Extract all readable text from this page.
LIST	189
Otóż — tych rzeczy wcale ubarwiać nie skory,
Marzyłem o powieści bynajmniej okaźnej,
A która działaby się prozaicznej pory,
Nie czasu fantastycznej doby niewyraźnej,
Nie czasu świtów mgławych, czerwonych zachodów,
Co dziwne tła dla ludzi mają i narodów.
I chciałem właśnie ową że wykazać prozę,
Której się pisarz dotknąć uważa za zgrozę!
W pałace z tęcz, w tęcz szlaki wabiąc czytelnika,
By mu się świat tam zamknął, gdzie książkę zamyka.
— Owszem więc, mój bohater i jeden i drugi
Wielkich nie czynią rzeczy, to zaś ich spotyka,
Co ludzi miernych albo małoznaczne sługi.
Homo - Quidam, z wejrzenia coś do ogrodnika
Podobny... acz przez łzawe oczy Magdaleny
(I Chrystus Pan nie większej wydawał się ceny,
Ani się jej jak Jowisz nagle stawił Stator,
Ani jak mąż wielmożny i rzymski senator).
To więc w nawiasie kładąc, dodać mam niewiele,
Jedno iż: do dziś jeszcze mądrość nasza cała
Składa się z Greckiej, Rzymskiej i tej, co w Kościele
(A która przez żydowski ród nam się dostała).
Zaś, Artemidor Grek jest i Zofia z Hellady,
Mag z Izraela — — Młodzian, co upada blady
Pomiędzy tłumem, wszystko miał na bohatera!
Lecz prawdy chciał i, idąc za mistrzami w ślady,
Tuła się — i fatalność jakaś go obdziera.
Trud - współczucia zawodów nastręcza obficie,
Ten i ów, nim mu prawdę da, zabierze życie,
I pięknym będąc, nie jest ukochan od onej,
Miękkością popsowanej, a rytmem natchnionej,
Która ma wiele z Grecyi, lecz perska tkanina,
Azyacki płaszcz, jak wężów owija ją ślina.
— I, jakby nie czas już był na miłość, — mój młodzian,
········
All the data must be duplicated exactly, with nothing added or removed.

Extract all readable text from this page.
LIST	189
Otóż — tych rzeczy wcale ubarwiać nie skory,
Marzyłem o powieści bynajmniej okaźnej,
A która działaby się prozaicznej pory,
Nie czasu fantastycznej doby niewyraźnej,
Nie czasu świtów mgławych, czerwonych zachodów,
Co dziwne tła dla ludzi mają i narodów.
I chciałem właśnie ową że wykazać prozę,
Której się pisarz dotknąć uważa za zgrozę!
W pałace z tęcz, w tęcz szlaki wabiąc czytelnika,
By mu się świat tam zamknął, gdzie książkę zamyka.
— Owszem więc, mój bohater i jeden i drugi
Wielkich nie czynią rzeczy, to zaś ich spotyka,
Co ludzi miernych albo małoznaczne sługi.
Homo - Quidam, z wejrzenia coś do ogrodnika
Podobny... acz przez łzawe oczy Magdaleny
(I Chrystus Pan nie większej wydawał się ceny,
Ani się jej jak Jowisz nagle stawił Stator,
Ani jak mąż wielmożny i rzymski senator).
To więc w nawiasie kładąc, dodać mam niewiele,
Jedno iż: do dziś jeszcze mądrość nasza cała
Składa się z Greckiej, Rzymskiej i tej, co w Kościele
(A która przez żydowski ród nam się dostała).
Zaś, Artemidor Grek jest i Zofia z Hellady,
Mag z Izraela — — Młodzian, co upada blady
Pomiędzy tłumem, wszystko miał na bohatera!
Lecz prawdy chciał i, idąc za mistrzami w ślady,
Tuła się — i fatalność jakaś go obdziera.
Trud - współczucia zawodów nastręcza obficie,
Ten i ów, nim mu prawdę da, zabierze życie,
I pięknym będąc, nie jest ukochan od onej,
Miękkością popsowanej, a rytmem natchnionej,
Która ma wiele z Grecyi, lecz perska tkanina,
Azyacki płaszcz, jak wężów owija ją ślina.
— I, jakby nie czas już był na miłość, — mój młodzian,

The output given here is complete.